(Recorded data)

= = = =

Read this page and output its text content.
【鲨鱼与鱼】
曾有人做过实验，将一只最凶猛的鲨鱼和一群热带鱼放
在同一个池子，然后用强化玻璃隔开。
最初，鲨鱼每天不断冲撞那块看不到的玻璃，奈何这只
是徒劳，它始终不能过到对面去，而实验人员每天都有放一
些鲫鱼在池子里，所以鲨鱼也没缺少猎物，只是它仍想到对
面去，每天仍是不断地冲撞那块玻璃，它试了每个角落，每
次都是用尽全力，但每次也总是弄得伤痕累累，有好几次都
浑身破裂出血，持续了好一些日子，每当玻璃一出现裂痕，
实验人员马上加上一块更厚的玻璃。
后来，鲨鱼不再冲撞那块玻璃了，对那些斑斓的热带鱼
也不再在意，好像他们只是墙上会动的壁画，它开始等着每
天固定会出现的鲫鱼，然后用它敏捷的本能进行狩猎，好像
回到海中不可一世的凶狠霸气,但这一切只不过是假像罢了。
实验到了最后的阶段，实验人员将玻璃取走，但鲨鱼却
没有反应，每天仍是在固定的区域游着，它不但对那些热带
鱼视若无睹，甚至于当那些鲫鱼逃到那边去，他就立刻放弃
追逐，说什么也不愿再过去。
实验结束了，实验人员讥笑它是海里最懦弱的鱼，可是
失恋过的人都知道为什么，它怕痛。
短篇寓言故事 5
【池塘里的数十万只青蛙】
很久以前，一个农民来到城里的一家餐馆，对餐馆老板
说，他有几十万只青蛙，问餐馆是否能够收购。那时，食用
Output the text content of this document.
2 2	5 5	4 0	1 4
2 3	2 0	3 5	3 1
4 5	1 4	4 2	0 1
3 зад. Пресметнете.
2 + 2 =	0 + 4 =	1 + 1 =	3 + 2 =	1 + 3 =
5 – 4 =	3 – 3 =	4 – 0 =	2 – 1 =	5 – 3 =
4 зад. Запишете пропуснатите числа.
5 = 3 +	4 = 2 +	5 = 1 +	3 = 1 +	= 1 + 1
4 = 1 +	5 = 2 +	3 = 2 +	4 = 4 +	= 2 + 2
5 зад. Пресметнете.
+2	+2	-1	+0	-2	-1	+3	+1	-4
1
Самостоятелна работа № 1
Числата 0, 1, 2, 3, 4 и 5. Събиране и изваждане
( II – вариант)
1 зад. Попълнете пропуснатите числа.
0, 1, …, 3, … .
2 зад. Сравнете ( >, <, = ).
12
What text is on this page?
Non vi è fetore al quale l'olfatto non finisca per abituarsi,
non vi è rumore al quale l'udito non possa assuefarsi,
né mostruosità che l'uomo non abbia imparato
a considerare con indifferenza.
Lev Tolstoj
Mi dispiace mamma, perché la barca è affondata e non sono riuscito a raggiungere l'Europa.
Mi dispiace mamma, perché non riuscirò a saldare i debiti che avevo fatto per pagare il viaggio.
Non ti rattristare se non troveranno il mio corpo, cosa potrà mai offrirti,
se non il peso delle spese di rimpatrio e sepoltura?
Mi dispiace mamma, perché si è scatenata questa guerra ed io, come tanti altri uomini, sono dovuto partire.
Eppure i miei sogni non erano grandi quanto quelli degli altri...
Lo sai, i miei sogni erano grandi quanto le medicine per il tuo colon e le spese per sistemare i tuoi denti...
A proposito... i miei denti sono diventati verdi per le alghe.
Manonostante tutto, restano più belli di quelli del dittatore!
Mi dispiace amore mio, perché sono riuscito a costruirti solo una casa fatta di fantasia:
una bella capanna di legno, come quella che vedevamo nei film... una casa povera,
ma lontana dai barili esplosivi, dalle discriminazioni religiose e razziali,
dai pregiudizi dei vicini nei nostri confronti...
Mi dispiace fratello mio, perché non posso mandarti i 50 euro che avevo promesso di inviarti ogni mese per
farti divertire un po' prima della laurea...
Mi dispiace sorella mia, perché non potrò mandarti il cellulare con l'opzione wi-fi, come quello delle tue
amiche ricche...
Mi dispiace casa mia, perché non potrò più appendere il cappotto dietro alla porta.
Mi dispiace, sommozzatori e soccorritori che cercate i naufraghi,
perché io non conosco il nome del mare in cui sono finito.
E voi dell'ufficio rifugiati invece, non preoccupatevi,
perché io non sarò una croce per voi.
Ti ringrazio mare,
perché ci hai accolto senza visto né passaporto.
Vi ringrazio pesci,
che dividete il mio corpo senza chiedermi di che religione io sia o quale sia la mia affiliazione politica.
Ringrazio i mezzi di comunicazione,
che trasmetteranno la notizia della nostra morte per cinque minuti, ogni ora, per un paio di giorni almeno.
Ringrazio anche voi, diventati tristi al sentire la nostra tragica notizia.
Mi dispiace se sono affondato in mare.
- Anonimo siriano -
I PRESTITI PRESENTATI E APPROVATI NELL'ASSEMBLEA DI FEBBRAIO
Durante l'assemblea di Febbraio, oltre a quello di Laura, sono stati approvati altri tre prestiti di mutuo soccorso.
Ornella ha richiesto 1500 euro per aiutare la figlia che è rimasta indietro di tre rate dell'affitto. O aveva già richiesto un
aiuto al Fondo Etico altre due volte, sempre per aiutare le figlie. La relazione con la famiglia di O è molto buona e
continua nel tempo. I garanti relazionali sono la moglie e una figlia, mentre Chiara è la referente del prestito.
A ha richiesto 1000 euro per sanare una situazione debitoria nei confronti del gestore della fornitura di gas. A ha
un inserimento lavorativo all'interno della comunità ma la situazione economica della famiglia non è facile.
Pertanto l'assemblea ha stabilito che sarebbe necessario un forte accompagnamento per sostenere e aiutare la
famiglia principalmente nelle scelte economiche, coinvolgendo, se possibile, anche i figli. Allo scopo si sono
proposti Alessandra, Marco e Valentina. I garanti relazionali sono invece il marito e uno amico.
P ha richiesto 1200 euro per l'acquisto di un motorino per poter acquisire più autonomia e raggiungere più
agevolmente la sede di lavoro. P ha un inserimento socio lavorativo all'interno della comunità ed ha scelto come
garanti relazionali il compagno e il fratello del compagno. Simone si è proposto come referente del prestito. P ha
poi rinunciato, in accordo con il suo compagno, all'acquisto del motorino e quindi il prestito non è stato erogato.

= = = =

Give only the count of lines in this material that contain the string "famiglia".

▶ **SOLUTION**: 3